## Exercise goal
Report every line below that holds the word "лица".

## Extracted material
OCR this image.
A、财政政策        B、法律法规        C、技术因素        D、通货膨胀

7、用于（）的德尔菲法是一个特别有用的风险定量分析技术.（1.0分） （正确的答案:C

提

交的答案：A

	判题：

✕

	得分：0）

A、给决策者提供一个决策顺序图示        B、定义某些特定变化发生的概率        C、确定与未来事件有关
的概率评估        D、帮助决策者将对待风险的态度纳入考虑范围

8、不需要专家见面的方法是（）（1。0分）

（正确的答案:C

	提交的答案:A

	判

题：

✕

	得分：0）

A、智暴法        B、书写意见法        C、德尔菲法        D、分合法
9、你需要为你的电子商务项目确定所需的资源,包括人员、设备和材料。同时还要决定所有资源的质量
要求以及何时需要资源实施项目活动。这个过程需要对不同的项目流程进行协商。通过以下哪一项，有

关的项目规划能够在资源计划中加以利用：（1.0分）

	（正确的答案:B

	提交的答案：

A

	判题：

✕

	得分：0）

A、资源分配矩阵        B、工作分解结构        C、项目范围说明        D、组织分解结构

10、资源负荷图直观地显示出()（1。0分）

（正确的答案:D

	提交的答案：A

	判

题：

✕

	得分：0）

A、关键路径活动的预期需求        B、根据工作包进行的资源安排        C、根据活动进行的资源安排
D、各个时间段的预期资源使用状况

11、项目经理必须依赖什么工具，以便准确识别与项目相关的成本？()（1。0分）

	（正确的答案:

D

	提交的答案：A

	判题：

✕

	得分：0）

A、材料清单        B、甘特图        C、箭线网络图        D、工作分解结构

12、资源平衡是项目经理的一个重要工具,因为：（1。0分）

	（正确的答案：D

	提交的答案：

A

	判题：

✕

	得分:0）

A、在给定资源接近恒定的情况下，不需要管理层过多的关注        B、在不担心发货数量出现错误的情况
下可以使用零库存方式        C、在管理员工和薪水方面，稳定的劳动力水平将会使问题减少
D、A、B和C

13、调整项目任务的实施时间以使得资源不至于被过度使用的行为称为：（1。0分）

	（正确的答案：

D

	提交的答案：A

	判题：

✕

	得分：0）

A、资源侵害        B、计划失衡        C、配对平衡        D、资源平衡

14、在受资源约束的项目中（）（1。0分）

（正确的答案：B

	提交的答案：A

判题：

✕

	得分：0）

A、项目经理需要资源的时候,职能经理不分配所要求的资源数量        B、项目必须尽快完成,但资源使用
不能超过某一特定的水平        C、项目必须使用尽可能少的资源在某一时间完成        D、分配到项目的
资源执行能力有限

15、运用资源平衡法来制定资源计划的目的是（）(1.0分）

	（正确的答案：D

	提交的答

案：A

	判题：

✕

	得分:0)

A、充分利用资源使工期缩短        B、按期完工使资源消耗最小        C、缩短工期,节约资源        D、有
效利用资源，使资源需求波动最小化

* * *

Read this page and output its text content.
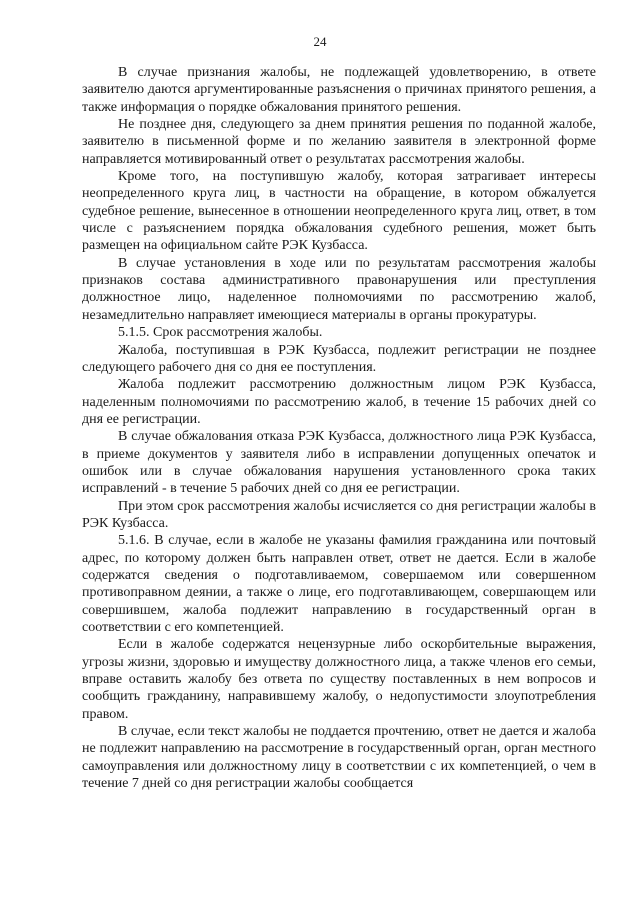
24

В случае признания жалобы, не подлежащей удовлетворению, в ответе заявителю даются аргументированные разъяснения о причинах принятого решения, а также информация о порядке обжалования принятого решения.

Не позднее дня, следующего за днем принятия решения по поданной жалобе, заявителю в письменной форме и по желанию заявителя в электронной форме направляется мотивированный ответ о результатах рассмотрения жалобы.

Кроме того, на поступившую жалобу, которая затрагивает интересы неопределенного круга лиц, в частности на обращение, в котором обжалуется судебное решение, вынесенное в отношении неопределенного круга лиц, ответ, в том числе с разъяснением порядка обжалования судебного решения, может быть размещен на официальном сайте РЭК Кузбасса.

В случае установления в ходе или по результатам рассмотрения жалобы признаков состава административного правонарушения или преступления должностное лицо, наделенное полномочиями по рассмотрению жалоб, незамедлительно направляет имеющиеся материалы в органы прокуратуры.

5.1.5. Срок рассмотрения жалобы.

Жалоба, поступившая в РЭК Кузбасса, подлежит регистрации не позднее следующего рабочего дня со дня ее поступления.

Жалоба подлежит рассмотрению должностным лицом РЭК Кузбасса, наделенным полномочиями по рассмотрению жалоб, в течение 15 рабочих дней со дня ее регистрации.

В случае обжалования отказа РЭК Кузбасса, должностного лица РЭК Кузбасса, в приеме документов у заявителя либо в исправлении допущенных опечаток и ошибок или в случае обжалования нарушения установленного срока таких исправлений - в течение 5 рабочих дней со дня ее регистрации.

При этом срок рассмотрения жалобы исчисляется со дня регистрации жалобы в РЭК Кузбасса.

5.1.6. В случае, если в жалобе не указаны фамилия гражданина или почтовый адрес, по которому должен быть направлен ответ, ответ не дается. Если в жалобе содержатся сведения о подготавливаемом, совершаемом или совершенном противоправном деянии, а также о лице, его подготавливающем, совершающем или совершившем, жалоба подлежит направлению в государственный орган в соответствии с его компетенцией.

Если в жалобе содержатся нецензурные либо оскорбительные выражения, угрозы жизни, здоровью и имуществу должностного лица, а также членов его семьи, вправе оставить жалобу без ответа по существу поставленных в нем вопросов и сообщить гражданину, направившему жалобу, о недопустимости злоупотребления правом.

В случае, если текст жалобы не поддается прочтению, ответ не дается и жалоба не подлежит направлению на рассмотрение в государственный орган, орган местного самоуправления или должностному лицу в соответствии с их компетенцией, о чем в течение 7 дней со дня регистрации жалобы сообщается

## Reply
В случае обжалования отказа РЭК Кузбасса, должностного лица РЭК Кузбасса, в приеме документов у заявителя либо в исправлении допущенных опечаток и ошибок или в случае обжалования нарушения установленного срока таких исправлений - в течение 5 рабочих дней со дня ее регистрации.
Если в жалобе содержатся нецензурные либо оскорбительные выражения, угрозы жизни, здоровью и имуществу должностного лица, а также членов его семьи, вправе оставить жалобу без ответа по существу поставленных в нем вопросов и сообщить гражданину, направившему жалобу, о недопустимости злоупотребления правом.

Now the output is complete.